• [Written instruction] Filter these entries so that only lines with the word "there" remain.

[Stored items]
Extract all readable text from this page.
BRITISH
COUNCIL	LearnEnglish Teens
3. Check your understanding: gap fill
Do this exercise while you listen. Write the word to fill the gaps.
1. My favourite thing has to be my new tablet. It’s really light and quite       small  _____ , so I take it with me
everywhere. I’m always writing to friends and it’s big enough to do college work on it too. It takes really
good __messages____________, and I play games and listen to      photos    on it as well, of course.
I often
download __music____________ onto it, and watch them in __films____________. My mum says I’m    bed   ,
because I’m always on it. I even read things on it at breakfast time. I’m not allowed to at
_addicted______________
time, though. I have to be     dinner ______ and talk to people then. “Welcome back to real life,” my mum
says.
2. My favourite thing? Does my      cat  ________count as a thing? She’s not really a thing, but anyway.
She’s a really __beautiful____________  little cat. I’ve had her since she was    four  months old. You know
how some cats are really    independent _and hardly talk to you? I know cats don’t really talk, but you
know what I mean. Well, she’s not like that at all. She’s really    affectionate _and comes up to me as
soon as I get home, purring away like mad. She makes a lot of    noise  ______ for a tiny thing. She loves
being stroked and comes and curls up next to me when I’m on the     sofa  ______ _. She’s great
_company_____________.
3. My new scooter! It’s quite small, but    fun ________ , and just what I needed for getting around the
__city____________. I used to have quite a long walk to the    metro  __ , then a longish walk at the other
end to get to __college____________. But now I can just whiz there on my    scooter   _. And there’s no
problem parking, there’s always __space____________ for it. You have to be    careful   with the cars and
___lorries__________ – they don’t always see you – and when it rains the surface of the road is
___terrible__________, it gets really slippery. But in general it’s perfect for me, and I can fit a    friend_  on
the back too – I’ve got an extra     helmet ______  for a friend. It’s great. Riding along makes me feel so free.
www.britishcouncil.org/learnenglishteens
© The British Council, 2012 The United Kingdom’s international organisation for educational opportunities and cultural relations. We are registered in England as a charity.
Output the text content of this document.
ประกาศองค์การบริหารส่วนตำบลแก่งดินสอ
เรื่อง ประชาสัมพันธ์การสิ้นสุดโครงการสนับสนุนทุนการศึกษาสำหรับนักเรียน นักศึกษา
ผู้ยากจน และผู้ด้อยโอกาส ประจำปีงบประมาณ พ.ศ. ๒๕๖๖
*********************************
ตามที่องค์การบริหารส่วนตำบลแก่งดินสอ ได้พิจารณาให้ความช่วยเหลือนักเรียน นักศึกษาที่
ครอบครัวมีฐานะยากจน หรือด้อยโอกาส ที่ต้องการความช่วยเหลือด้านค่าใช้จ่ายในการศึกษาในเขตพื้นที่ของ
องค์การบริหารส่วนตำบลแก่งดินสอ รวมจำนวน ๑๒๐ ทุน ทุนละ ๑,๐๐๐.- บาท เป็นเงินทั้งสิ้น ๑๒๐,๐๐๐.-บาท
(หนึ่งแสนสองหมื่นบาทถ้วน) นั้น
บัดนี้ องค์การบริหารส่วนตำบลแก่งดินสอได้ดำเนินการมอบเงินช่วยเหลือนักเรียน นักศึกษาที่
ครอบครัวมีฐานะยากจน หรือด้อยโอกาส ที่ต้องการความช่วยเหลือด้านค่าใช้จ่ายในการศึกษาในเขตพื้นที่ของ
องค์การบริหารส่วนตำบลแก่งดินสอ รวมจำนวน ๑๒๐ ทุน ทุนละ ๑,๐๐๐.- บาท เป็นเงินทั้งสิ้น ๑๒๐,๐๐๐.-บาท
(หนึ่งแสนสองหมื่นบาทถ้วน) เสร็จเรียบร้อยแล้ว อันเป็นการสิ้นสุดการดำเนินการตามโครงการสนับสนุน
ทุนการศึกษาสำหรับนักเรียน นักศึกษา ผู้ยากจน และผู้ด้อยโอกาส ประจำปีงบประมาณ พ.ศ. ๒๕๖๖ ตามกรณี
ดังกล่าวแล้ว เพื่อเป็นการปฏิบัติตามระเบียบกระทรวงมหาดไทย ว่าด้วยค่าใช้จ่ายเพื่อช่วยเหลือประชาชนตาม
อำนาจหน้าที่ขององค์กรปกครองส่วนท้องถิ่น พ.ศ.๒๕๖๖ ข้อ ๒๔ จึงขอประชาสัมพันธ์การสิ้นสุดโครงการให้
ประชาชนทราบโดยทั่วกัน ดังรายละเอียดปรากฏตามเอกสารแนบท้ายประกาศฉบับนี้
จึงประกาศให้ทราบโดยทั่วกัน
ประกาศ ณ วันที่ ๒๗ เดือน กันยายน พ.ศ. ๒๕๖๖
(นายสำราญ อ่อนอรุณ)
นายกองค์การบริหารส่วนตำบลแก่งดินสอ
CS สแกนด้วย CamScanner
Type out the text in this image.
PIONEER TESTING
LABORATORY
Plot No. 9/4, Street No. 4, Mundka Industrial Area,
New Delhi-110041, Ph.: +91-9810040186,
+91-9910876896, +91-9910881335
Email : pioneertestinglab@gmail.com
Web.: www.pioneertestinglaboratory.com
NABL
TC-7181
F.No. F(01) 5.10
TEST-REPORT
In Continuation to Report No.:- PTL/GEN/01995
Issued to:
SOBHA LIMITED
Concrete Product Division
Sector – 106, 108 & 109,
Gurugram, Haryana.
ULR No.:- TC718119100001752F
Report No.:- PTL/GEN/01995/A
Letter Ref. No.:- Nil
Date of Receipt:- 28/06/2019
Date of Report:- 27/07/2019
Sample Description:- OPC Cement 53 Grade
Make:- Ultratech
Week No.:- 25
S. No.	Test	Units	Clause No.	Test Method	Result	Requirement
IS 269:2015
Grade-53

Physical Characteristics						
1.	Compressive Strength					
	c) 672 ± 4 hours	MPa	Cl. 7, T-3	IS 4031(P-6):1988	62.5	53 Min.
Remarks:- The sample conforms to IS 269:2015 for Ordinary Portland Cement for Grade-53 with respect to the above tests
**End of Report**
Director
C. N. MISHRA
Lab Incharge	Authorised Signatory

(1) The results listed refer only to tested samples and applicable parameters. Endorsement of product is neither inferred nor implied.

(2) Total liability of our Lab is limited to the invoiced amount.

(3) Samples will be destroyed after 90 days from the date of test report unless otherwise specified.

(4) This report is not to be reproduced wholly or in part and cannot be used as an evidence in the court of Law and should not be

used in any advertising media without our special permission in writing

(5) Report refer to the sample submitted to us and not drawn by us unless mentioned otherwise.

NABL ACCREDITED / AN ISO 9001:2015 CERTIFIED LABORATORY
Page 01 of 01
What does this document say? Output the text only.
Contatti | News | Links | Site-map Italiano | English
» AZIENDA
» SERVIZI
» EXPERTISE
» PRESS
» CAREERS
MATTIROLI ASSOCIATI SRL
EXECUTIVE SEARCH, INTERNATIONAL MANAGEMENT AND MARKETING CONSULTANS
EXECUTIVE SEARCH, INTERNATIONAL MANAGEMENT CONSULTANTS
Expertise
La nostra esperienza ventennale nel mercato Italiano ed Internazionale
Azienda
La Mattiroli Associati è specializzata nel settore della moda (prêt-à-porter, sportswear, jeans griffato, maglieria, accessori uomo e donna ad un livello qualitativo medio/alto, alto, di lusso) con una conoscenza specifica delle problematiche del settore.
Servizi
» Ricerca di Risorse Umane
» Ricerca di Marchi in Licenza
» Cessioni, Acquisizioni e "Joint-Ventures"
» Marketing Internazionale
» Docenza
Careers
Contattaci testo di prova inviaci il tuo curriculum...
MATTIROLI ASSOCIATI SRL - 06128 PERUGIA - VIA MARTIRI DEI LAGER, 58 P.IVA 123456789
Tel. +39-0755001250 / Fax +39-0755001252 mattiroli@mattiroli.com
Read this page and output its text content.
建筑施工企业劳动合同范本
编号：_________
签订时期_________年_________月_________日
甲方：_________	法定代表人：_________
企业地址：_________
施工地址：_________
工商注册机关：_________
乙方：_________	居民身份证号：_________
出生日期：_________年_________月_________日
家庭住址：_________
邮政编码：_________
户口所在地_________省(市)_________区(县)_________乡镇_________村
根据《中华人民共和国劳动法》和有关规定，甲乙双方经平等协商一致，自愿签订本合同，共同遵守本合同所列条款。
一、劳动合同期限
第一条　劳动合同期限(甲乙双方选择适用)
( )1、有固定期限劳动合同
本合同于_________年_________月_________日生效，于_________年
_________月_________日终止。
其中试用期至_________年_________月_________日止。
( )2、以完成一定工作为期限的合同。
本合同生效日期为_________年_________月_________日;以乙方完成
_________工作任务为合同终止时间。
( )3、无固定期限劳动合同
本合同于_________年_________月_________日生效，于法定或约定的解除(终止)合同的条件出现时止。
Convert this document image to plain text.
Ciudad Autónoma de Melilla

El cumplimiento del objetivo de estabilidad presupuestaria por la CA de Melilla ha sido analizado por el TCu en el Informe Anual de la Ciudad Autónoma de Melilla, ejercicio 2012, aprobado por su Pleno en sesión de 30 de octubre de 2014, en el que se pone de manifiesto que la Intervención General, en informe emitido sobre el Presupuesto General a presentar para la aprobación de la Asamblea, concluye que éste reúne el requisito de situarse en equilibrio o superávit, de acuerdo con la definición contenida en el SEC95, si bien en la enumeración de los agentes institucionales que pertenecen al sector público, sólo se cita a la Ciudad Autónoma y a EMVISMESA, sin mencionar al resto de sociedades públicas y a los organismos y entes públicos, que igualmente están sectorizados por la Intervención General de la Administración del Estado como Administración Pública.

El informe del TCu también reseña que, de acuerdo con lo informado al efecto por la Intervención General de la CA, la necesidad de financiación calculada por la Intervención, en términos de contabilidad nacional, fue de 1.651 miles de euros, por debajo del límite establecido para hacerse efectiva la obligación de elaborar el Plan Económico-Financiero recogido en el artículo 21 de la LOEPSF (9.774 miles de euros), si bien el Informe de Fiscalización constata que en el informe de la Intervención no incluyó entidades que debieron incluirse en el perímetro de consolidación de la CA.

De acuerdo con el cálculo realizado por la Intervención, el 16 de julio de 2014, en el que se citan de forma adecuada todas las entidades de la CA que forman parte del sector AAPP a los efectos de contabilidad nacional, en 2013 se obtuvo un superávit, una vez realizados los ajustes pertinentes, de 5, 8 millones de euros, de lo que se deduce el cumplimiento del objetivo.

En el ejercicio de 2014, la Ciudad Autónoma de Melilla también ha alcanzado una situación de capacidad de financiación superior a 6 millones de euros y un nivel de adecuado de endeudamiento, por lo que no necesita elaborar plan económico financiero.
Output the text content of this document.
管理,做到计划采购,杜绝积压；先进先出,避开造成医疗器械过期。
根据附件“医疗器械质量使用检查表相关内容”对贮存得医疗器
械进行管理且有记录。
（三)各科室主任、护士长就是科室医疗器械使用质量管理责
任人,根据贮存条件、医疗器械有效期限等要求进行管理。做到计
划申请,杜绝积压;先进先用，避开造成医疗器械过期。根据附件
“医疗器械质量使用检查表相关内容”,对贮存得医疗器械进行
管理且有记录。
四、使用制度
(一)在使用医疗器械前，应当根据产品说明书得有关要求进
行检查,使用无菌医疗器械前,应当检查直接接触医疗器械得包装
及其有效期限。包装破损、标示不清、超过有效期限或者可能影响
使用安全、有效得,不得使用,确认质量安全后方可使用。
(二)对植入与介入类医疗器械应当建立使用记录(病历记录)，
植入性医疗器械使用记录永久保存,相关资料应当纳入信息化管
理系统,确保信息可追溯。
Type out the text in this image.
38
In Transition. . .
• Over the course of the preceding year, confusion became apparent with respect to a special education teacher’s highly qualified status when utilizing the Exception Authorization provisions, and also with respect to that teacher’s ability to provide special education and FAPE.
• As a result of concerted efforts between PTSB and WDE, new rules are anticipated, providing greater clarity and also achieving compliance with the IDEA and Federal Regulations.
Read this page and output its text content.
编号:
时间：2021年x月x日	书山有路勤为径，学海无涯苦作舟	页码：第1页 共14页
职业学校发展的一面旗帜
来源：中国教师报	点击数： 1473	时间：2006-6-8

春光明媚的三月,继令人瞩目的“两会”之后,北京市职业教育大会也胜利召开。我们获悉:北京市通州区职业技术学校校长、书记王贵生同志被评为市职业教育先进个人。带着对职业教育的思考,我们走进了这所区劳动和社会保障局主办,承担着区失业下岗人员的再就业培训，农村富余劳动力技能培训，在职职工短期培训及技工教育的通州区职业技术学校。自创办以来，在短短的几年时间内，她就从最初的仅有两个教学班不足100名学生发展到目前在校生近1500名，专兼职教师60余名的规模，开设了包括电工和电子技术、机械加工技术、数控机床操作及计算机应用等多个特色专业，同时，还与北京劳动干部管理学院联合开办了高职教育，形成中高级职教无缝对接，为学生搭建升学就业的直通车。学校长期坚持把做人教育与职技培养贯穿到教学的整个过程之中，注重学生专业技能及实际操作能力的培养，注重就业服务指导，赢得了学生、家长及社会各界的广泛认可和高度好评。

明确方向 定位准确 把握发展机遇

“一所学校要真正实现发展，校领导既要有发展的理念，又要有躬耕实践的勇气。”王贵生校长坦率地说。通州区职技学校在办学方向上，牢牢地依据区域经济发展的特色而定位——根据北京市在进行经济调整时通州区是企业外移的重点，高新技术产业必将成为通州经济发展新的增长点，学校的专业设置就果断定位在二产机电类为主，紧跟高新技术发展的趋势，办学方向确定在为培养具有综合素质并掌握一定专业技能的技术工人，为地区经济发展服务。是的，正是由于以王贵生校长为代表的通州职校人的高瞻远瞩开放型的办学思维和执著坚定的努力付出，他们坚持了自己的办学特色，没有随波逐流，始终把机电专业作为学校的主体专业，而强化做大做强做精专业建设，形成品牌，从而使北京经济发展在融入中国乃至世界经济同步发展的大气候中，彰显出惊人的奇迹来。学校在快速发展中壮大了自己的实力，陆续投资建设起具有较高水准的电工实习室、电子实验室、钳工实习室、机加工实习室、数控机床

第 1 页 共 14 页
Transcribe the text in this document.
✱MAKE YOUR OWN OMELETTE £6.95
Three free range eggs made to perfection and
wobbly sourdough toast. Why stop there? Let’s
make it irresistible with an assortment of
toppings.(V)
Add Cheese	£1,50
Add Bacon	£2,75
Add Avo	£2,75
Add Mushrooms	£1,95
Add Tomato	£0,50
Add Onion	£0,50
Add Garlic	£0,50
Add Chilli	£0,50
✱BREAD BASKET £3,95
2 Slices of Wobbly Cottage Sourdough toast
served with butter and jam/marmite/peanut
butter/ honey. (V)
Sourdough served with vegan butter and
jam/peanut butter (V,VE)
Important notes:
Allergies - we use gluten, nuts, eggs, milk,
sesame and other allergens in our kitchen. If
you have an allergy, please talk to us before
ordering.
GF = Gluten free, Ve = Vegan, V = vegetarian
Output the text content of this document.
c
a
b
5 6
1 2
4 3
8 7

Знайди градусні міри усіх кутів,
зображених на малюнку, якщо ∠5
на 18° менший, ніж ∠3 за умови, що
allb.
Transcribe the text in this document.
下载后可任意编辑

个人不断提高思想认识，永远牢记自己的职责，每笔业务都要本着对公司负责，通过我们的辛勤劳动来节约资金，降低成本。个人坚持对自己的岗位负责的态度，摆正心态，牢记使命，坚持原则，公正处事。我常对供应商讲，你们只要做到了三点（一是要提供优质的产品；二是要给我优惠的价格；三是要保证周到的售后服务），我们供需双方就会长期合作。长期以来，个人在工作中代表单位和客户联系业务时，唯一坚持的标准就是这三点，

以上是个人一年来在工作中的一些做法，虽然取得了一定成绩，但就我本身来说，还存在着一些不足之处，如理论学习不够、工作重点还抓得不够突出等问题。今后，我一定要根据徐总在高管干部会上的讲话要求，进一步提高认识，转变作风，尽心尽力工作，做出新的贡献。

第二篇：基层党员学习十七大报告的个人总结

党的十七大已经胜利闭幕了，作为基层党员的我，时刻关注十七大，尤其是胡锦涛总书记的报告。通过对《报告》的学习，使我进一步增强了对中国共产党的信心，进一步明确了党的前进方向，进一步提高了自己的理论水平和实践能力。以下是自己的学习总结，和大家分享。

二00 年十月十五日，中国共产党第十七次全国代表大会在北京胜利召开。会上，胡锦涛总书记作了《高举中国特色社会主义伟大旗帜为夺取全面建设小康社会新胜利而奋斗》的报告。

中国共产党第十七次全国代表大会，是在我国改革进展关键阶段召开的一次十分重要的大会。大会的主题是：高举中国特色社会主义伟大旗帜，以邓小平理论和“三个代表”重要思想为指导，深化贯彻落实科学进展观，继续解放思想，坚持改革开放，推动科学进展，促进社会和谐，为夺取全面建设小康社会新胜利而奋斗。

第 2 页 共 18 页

• [Complete response]
end to get to __college____________. But now I can just whiz there on my    scooter   _. And there’s no
problem parking, there’s always __space____________ for it. You have to be    careful   with the cars and
wobbly sourdough toast. Why stop there? Let’s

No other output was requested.